All lines featuring the string "Purchase" are to be listed.

(Entries shown):
------------------------------------------------

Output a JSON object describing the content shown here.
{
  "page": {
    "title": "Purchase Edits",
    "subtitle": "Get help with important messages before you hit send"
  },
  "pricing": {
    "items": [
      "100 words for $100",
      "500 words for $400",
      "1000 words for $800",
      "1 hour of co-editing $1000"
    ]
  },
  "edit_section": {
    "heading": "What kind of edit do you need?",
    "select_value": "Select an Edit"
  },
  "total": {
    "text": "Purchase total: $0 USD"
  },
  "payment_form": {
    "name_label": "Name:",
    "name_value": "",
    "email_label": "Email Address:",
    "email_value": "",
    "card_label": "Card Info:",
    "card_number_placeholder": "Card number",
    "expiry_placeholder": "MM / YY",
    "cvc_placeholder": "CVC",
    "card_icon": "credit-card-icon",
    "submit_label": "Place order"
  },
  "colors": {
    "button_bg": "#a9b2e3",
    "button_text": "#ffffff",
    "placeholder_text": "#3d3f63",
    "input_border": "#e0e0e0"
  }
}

------------------------------------------------

(Answer in full):
    "title": "Purchase Edits",
    "text": "Purchase total: $0 USD"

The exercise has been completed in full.